Aim of the exercise: Lines holding the string "wave" are the ones to copy from this listing.

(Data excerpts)
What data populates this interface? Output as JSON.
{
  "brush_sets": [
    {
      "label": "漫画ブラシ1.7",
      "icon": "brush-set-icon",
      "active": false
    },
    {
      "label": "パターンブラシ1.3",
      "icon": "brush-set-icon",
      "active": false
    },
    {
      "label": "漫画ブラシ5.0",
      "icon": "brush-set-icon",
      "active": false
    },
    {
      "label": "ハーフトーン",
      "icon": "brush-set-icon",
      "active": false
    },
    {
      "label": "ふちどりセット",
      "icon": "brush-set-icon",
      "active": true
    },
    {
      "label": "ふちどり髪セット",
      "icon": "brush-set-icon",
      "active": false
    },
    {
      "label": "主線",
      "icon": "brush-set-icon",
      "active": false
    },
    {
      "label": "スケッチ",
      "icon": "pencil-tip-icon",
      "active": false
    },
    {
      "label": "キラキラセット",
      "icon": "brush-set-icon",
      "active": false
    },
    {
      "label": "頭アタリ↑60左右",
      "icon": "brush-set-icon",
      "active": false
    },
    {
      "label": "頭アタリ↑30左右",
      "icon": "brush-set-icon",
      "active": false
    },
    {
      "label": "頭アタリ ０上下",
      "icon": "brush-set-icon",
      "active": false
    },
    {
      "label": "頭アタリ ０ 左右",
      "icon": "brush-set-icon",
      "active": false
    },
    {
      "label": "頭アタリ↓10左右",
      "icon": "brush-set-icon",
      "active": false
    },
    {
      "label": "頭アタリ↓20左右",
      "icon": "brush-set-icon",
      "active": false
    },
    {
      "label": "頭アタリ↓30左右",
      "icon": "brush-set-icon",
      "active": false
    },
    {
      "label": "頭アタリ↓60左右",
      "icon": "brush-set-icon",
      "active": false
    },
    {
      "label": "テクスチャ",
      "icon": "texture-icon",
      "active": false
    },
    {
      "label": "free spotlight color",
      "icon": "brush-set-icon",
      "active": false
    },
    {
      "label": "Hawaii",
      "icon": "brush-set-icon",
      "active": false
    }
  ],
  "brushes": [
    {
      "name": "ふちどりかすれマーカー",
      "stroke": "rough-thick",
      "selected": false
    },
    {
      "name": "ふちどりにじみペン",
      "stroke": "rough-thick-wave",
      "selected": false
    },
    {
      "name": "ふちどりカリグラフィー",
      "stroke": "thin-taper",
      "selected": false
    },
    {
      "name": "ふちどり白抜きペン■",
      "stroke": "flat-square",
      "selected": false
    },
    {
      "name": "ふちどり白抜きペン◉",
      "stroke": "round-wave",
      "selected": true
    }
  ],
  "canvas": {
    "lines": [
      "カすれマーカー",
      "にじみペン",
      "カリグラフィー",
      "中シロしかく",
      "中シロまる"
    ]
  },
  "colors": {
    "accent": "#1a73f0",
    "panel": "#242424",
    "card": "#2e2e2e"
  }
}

Answer to this task:
      "stroke": "rough-thick-wave",
      "stroke": "round-wave",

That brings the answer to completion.